── INPUT ──
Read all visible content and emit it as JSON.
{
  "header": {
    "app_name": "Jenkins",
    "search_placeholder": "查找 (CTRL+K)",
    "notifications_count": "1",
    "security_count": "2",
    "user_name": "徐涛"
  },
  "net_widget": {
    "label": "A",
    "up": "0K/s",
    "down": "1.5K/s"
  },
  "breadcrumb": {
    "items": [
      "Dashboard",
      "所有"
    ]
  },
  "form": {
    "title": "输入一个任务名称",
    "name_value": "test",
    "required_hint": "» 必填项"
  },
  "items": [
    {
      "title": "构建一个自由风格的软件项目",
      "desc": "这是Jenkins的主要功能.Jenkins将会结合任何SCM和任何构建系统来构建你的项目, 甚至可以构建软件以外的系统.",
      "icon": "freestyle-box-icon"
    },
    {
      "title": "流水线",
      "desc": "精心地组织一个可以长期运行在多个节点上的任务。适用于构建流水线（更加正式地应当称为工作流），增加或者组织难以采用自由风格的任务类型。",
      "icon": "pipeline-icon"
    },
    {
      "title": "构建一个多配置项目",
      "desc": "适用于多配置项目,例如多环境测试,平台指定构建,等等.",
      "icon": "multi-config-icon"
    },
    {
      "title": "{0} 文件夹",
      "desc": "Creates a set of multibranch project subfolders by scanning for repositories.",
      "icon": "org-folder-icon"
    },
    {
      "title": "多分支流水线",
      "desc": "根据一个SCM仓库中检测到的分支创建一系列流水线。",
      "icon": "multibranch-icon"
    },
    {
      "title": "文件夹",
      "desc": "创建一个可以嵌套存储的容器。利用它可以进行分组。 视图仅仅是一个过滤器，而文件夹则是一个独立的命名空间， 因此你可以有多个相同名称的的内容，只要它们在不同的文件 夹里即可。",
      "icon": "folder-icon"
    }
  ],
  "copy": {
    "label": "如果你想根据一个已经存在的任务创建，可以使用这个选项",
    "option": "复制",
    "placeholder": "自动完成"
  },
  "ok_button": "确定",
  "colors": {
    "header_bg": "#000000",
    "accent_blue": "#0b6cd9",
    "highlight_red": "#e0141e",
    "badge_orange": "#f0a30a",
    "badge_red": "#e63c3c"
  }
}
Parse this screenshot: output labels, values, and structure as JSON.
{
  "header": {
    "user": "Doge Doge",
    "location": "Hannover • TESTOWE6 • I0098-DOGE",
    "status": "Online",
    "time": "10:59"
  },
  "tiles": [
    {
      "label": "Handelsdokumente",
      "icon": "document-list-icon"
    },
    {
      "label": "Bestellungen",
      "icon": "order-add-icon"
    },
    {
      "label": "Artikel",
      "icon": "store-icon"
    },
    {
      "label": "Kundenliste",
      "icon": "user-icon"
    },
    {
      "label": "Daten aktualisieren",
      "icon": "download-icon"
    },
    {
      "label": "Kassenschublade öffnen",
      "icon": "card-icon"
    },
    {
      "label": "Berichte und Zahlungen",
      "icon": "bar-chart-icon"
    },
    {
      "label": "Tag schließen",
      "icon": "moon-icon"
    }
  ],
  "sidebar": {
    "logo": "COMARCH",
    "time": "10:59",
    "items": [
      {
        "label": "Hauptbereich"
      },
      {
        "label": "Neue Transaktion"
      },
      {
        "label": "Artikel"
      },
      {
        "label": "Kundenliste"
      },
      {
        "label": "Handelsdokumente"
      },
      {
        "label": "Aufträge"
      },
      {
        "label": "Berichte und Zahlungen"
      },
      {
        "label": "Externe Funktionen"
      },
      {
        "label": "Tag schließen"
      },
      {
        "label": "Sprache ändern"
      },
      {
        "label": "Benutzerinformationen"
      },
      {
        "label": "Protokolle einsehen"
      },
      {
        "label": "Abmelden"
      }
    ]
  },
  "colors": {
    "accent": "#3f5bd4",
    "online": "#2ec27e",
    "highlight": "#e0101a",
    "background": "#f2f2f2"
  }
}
───
Each record above should be returned exactly as it appears.

Read all visible content and emit it as JSON.
{
  "header": {
    "app_name": "Jenkins",
    "search_placeholder": "查找 (CTRL+K)",
    "notifications_count": "1",
    "security_count": "2",
    "user_name": "徐涛"
  },
  "net_widget": {
    "label": "A",
    "up": "0K/s",
    "down": "1.5K/s"
  },
  "breadcrumb": {
    "items": [
      "Dashboard",
      "所有"
    ]
  },
  "form": {
    "title": "输入一个任务名称",
    "name_value": "test",
    "required_hint": "» 必填项"
  },
  "items": [
    {
      "title": "构建一个自由风格的软件项目",
      "desc": "这是Jenkins的主要功能.Jenkins将会结合任何SCM和任何构建系统来构建你的项目, 甚至可以构建软件以外的系统.",
      "icon": "freestyle-box-icon"
    },
    {
      "title": "流水线",
      "desc": "精心地组织一个可以长期运行在多个节点上的任务。适用于构建流水线（更加正式地应当称为工作流），增加或者组织难以采用自由风格的任务类型。",
      "icon": "pipeline-icon"
    },
    {
      "title": "构建一个多配置项目",
      "desc": "适用于多配置项目,例如多环境测试,平台指定构建,等等.",
      "icon": "multi-config-icon"
    },
    {
      "title": "{0} 文件夹",
      "desc": "Creates a set of multibranch project subfolders by scanning for repositories.",
      "icon": "org-folder-icon"
    },
    {
      "title": "多分支流水线",
      "desc": "根据一个SCM仓库中检测到的分支创建一系列流水线。",
      "icon": "multibranch-icon"
    },
    {
      "title": "文件夹",
      "desc": "创建一个可以嵌套存储的容器。利用它可以进行分组。 视图仅仅是一个过滤器，而文件夹则是一个独立的命名空间， 因此你可以有多个相同名称的的内容，只要它们在不同的文件 夹里即可。",
      "icon": "folder-icon"
    }
  ],
  "copy": {
    "label": "如果你想根据一个已经存在的任务创建，可以使用这个选项",
    "option": "复制",
    "placeholder": "自动完成"
  },
  "ok_button": "确定",
  "colors": {
    "header_bg": "#000000",
    "accent_blue": "#0b6cd9",
    "highlight_red": "#e0141e",
    "badge_orange": "#f0a30a",
    "badge_red": "#e63c3c"
  }
}
Parse this screenshot: output labels, values, and structure as JSON.
{
  "header": {
    "user": "Doge Doge",
    "location": "Hannover • TESTOWE6 • I0098-DOGE",
    "status": "Online",
    "time": "10:59"
  },
  "tiles": [
    {
      "label": "Handelsdokumente",
      "icon": "document-list-icon"
    },
    {
      "label": "Bestellungen",
      "icon": "order-add-icon"
    },
    {
      "label": "Artikel",
      "icon": "store-icon"
    },
    {
      "label": "Kundenliste",
      "icon": "user-icon"
    },
    {
      "label": "Daten aktualisieren",
      "icon": "download-icon"
    },
    {
      "label": "Kassenschublade öffnen",
      "icon": "card-icon"
    },
    {
      "label": "Berichte und Zahlungen",
      "icon": "bar-chart-icon"
    },
    {
      "label": "Tag schließen",
      "icon": "moon-icon"
    }
  ],
  "sidebar": {
    "logo": "COMARCH",
    "time": "10:59",
    "items": [
      {
        "label": "Hauptbereich"
      },
      {
        "label": "Neue Transaktion"
      },
      {
        "label": "Artikel"
      },
      {
        "label": "Kundenliste"
      },
      {
        "label": "Handelsdokumente"
      },
      {
        "label": "Aufträge"
      },
      {
        "label": "Berichte und Zahlungen"
      },
      {
        "label": "Externe Funktionen"
      },
      {
        "label": "Tag schließen"
      },
      {
        "label": "Sprache ändern"
      },
      {
        "label": "Benutzerinformationen"
      },
      {
        "label": "Protokolle einsehen"
      },
      {
        "label": "Abmelden"
      }
    ]
  },
  "colors": {
    "accent": "#3f5bd4",
    "online": "#2ec27e",
    "highlight": "#e0101a",
    "background": "#f2f2f2"
  }
}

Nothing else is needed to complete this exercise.